**MATERIAL FOR THIS TASK**.
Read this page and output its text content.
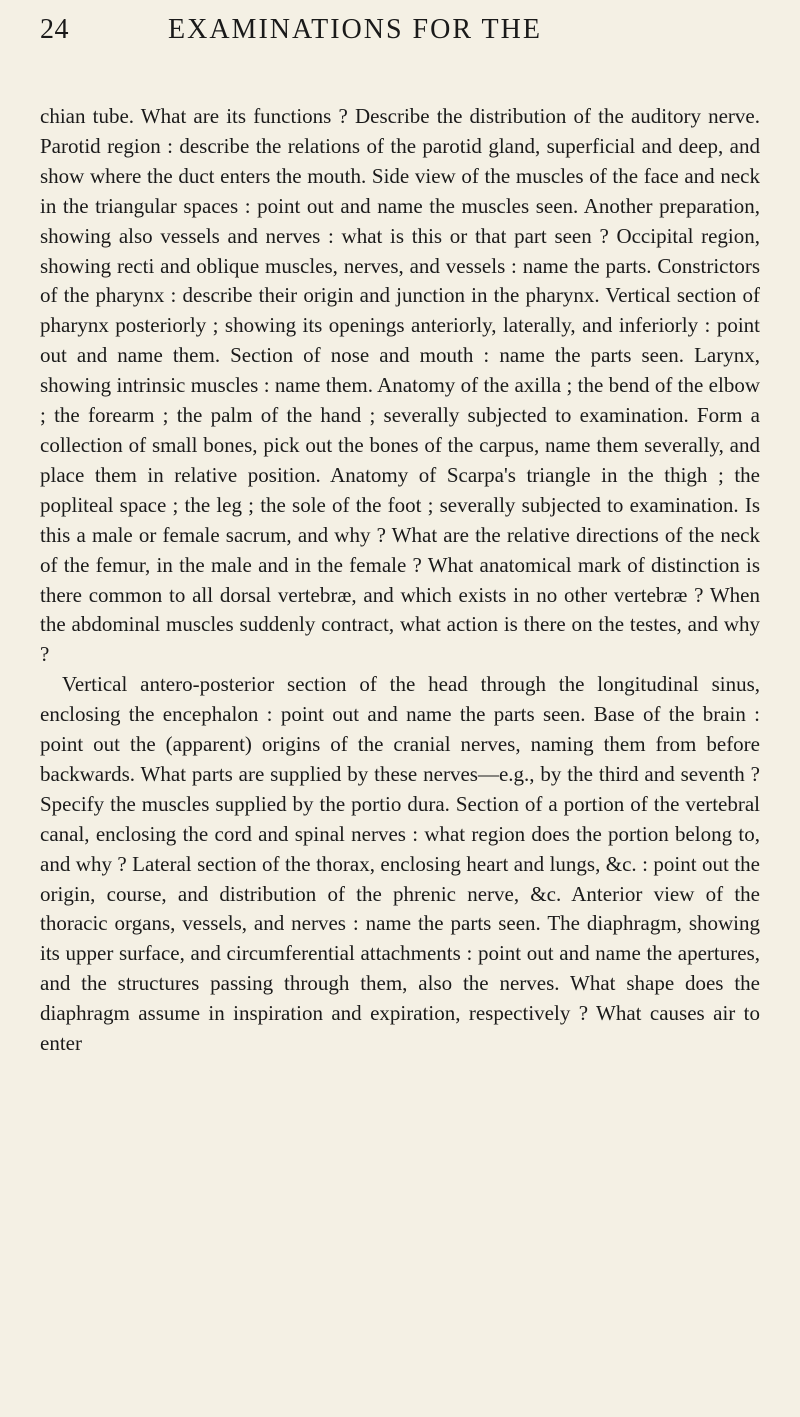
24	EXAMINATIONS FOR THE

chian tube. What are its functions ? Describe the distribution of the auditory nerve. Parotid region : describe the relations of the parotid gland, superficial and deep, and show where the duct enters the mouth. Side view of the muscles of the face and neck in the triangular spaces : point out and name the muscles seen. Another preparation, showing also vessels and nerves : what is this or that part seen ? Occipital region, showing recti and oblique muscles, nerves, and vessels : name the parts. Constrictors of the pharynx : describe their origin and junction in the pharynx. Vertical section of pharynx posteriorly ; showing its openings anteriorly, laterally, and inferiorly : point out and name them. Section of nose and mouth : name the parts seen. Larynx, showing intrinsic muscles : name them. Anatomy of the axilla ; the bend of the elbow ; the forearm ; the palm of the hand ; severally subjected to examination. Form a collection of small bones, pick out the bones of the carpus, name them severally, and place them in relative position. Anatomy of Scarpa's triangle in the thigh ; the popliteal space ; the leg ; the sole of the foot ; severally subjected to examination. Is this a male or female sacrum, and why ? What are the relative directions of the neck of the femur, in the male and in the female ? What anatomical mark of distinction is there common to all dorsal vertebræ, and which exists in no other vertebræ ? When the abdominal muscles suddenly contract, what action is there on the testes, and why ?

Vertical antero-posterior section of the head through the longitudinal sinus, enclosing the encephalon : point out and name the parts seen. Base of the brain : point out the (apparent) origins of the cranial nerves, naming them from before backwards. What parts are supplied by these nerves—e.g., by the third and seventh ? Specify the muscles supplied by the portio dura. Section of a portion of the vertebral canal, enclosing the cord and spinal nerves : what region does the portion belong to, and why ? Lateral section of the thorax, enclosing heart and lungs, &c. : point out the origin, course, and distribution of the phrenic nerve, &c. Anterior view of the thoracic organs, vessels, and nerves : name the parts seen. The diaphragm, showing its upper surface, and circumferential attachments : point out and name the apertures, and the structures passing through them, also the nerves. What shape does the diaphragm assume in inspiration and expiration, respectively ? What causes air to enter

==

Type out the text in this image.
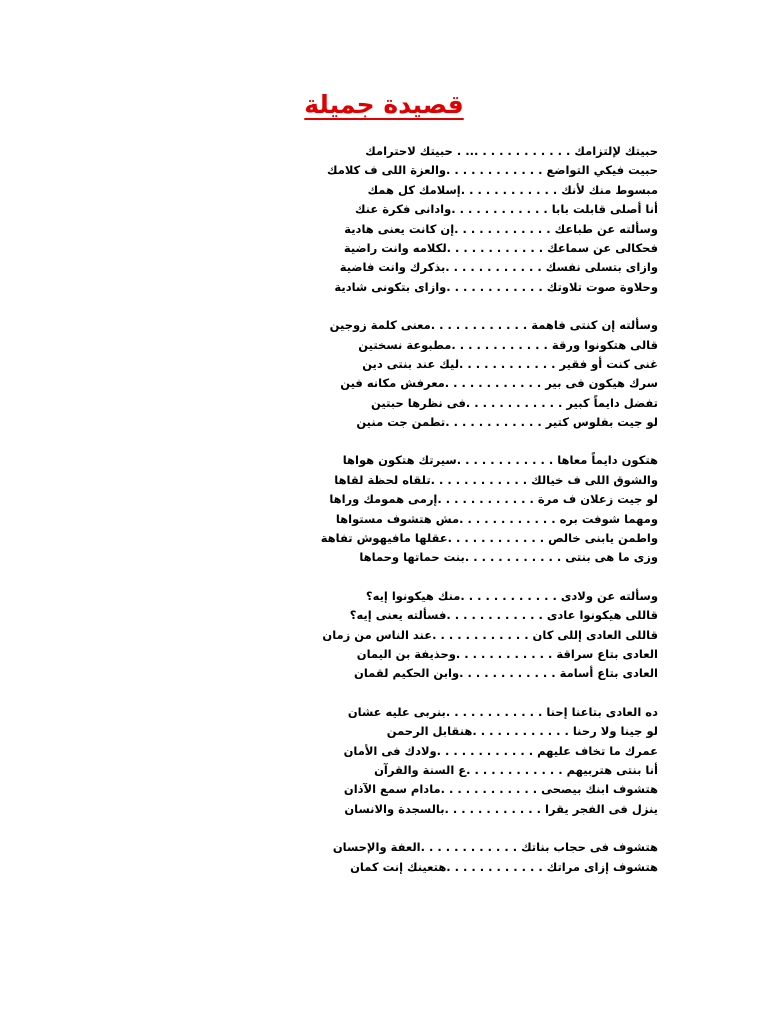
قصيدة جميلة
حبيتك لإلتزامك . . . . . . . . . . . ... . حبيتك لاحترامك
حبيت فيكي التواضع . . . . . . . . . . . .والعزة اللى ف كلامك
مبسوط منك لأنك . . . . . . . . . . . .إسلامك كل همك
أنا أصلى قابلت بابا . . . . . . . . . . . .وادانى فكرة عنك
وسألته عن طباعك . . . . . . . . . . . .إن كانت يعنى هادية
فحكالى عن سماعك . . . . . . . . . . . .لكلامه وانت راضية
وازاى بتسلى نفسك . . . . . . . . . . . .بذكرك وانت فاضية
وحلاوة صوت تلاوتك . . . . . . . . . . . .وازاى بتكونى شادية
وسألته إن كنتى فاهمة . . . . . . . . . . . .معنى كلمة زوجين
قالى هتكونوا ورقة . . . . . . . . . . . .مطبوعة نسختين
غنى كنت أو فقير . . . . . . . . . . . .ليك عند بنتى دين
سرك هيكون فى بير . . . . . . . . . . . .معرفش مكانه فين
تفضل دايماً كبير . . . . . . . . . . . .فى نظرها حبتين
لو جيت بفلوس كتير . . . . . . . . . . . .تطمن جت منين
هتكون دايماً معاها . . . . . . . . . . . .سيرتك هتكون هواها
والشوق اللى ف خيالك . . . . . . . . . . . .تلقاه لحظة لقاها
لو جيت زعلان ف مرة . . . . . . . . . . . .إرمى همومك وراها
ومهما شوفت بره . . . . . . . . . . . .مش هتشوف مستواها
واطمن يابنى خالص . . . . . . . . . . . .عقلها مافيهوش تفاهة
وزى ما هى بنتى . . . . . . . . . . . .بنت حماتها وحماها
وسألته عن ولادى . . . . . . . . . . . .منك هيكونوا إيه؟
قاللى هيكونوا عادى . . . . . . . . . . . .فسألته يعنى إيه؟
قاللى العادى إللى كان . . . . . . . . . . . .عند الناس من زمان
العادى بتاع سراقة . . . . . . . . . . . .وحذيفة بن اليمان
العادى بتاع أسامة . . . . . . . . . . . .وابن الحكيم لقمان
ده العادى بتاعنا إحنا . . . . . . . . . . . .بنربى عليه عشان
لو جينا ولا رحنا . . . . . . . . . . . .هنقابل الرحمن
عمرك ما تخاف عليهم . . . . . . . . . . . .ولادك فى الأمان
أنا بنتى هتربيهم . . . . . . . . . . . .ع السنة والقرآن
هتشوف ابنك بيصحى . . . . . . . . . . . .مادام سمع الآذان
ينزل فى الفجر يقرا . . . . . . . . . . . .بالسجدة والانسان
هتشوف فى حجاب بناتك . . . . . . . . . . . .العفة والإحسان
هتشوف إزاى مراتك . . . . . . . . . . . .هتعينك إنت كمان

* * *

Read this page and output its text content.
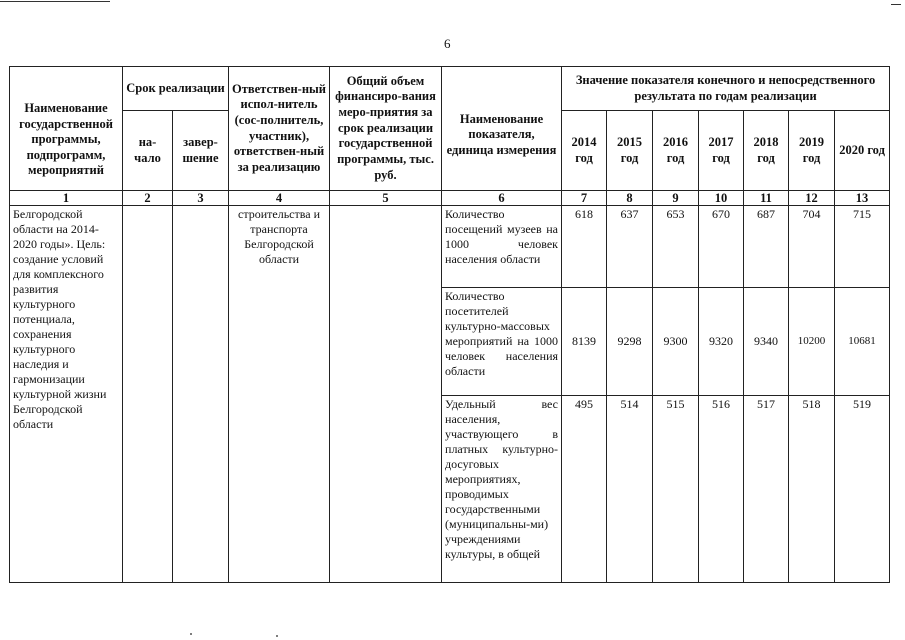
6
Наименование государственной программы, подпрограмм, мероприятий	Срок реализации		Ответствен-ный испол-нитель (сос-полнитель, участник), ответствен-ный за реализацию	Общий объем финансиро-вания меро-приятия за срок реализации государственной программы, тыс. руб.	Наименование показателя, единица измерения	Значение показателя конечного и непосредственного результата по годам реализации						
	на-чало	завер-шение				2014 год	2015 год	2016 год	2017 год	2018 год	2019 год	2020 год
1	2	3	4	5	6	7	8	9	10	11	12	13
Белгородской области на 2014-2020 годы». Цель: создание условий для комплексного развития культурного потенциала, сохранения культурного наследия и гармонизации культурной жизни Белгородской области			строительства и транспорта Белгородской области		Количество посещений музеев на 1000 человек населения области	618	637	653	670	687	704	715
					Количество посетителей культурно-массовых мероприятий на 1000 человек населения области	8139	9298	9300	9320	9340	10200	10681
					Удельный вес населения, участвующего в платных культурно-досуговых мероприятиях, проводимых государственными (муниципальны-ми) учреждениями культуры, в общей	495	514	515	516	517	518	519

**WHAT IS REQUIRED**.
Show every line in the records above that contains the word "وانت".

**RESPONSE TO THIS TASK**.
فحكالى عن سماعك . . . . . . . . . . . .لكلامه وانت راضية
وازاى بتسلى نفسك . . . . . . . . . . . .بذكرك وانت فاضية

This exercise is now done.